INSTRUCTIONS FOR THE TASK: Report, word for word, every line of the material that contains "validation".

MATERIAL FOR THIS TASK:
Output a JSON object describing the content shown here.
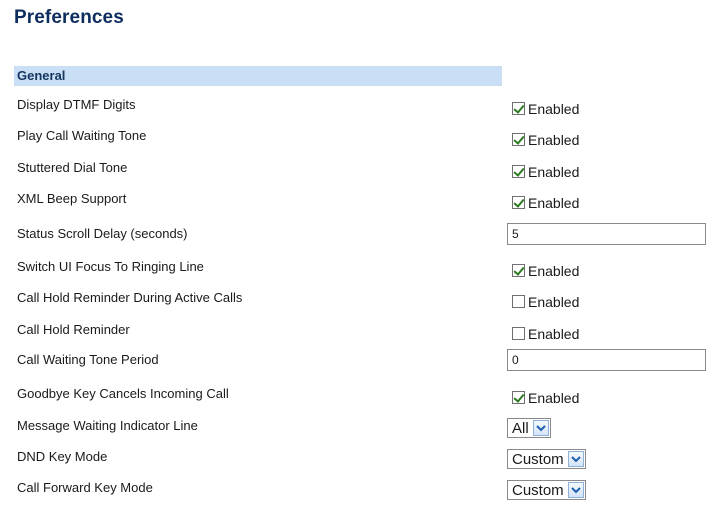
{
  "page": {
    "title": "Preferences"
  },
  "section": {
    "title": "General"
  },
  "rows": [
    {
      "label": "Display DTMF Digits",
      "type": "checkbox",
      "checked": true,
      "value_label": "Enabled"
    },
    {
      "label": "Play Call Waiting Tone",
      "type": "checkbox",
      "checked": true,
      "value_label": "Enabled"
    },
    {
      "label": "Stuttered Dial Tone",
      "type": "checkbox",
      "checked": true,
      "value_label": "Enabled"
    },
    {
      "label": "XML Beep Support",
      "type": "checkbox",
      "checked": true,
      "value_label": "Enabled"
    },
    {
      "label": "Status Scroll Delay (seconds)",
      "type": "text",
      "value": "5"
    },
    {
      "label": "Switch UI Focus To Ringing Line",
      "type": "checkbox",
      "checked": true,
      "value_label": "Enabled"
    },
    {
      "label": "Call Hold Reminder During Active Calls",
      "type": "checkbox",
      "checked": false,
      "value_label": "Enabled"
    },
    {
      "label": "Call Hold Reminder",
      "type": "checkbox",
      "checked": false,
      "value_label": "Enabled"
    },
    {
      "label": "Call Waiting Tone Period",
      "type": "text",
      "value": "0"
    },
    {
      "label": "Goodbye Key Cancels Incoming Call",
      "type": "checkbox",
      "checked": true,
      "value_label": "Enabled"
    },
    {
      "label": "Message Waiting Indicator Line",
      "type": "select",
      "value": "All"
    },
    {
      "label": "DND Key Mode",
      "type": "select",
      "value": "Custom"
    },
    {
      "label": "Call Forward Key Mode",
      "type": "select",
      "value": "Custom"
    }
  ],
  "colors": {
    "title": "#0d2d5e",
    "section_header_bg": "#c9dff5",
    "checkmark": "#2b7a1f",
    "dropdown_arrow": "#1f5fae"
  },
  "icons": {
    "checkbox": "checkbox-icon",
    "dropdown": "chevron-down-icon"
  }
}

* * *

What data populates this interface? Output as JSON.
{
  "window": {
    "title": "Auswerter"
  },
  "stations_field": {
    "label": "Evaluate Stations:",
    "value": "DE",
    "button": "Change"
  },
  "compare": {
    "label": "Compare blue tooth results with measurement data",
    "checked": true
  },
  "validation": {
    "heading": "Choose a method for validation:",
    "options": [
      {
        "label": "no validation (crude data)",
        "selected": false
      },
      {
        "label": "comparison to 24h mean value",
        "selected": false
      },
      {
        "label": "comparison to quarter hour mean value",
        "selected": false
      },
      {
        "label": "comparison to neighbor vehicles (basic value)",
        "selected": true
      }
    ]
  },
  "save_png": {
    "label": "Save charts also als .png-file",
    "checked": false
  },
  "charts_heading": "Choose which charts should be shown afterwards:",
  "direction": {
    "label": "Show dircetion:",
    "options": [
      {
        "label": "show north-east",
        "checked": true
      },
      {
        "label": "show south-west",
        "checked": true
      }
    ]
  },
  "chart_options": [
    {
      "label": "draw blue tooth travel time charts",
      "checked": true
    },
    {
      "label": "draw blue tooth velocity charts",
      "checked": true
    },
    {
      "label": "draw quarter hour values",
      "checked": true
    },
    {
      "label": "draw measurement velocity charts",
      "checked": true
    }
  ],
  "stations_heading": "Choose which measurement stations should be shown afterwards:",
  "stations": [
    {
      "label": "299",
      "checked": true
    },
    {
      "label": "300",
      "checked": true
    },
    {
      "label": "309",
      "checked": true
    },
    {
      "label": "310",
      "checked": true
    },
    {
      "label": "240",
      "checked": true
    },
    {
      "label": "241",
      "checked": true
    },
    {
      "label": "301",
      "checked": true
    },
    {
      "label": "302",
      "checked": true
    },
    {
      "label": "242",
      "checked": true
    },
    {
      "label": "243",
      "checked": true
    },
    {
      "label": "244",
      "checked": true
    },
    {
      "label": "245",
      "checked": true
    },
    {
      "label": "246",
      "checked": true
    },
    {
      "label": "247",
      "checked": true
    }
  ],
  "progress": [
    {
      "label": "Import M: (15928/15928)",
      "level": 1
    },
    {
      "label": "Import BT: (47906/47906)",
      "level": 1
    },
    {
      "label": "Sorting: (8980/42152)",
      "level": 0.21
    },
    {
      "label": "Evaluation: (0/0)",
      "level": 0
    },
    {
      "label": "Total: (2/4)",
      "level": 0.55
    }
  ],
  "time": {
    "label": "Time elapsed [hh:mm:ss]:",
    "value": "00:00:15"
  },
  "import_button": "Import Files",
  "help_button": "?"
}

EXPECTED ANSWER:
  "validation": {
    "heading": "Choose a method for validation:",
        "label": "no validation (crude data)",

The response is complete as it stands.